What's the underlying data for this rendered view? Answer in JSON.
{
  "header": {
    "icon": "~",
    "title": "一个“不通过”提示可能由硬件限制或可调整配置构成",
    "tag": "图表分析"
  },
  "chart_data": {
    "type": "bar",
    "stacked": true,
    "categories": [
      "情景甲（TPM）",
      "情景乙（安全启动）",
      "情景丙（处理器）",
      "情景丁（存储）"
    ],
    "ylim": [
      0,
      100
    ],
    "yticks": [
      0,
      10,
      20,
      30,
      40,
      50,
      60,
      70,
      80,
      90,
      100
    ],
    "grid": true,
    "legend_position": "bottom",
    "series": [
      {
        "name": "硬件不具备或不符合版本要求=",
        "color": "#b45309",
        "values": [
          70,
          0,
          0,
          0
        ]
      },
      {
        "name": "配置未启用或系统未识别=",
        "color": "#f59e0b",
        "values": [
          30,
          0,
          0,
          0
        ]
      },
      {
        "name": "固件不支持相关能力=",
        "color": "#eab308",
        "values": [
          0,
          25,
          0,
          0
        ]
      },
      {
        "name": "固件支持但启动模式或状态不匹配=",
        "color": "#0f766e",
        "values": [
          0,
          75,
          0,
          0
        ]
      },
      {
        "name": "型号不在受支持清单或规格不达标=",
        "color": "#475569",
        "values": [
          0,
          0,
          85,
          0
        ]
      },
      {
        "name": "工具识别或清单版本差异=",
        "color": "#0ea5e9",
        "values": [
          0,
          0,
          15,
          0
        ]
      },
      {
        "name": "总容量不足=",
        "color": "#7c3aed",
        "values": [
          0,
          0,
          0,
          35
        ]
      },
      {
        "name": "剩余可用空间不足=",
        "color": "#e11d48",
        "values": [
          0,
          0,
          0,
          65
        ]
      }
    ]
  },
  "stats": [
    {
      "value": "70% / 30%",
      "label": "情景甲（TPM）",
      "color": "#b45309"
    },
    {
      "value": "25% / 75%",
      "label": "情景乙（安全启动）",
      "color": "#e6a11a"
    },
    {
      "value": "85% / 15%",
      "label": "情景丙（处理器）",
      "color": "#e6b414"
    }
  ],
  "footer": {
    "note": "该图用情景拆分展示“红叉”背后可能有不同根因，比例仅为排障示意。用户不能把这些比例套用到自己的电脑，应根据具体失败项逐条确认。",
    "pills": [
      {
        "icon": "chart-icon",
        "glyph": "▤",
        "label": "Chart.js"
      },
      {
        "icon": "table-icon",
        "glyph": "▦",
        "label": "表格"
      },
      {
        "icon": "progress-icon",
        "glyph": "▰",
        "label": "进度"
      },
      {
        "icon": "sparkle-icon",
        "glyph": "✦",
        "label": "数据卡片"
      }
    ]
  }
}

****************************************

Take the entries above and copy them out exactly.

What's the underlying data for this rendered view? Answer in JSON.
{
  "header": {
    "icon": "~",
    "title": "一个“不通过”提示可能由硬件限制或可调整配置构成",
    "tag": "图表分析"
  },
  "chart_data": {
    "type": "bar",
    "stacked": true,
    "categories": [
      "情景甲（TPM）",
      "情景乙（安全启动）",
      "情景丙（处理器）",
      "情景丁（存储）"
    ],
    "ylim": [
      0,
      100
    ],
    "yticks": [
      0,
      10,
      20,
      30,
      40,
      50,
      60,
      70,
      80,
      90,
      100
    ],
    "grid": true,
    "legend_position": "bottom",
    "series": [
      {
        "name": "硬件不具备或不符合版本要求=",
        "color": "#b45309",
        "values": [
          70,
          0,
          0,
          0
        ]
      },
      {
        "name": "配置未启用或系统未识别=",
        "color": "#f59e0b",
        "values": [
          30,
          0,
          0,
          0
        ]
      },
      {
        "name": "固件不支持相关能力=",
        "color": "#eab308",
        "values": [
          0,
          25,
          0,
          0
        ]
      },
      {
        "name": "固件支持但启动模式或状态不匹配=",
        "color": "#0f766e",
        "values": [
          0,
          75,
          0,
          0
        ]
      },
      {
        "name": "型号不在受支持清单或规格不达标=",
        "color": "#475569",
        "values": [
          0,
          0,
          85,
          0
        ]
      },
      {
        "name": "工具识别或清单版本差异=",
        "color": "#0ea5e9",
        "values": [
          0,
          0,
          15,
          0
        ]
      },
      {
        "name": "总容量不足=",
        "color": "#7c3aed",
        "values": [
          0,
          0,
          0,
          35
        ]
      },
      {
        "name": "剩余可用空间不足=",
        "color": "#e11d48",
        "values": [
          0,
          0,
          0,
          65
        ]
      }
    ]
  },
  "stats": [
    {
      "value": "70% / 30%",
      "label": "情景甲（TPM）",
      "color": "#b45309"
    },
    {
      "value": "25% / 75%",
      "label": "情景乙（安全启动）",
      "color": "#e6a11a"
    },
    {
      "value": "85% / 15%",
      "label": "情景丙（处理器）",
      "color": "#e6b414"
    }
  ],
  "footer": {
    "note": "该图用情景拆分展示“红叉”背后可能有不同根因，比例仅为排障示意。用户不能把这些比例套用到自己的电脑，应根据具体失败项逐条确认。",
    "pills": [
      {
        "icon": "chart-icon",
        "glyph": "▤",
        "label": "Chart.js"
      },
      {
        "icon": "table-icon",
        "glyph": "▦",
        "label": "表格"
      },
      {
        "icon": "progress-icon",
        "glyph": "▰",
        "label": "进度"
      },
      {
        "icon": "sparkle-icon",
        "glyph": "✦",
        "label": "数据卡片"
      }
    ]
  }
}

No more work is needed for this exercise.